◆ Data for the task ◆
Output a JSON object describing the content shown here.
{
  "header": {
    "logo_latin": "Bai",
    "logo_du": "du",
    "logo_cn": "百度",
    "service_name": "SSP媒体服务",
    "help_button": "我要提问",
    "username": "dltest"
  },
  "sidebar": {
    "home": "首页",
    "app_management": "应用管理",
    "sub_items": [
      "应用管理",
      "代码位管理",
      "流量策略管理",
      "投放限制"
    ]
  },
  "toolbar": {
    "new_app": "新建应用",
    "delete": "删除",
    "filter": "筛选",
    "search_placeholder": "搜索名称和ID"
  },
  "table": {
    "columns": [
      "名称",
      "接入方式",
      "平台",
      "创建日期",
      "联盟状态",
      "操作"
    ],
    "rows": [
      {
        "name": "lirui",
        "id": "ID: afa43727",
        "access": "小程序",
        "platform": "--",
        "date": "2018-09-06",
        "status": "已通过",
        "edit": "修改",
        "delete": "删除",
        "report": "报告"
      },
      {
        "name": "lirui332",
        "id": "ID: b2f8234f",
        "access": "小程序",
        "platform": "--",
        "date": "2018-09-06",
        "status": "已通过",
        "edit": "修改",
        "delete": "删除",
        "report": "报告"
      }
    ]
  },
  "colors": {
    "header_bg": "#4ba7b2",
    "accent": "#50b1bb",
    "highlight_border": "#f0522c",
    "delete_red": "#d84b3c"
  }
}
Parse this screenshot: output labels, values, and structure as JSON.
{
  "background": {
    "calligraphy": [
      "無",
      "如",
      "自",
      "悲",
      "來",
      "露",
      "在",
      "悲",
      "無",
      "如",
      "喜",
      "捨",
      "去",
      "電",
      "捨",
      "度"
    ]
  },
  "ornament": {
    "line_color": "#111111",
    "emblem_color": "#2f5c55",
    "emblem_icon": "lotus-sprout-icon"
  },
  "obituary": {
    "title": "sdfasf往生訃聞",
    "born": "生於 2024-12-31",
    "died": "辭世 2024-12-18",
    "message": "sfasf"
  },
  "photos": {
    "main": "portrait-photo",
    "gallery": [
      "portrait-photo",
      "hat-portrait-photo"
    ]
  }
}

◆ Task description ◆
Go through the listing above and locate each line that holds the word "portrait". Copy those lines.

◆ Solution to this task ◆
    "main": "portrait-photo",
      "portrait-photo",
      "hat-portrait-photo"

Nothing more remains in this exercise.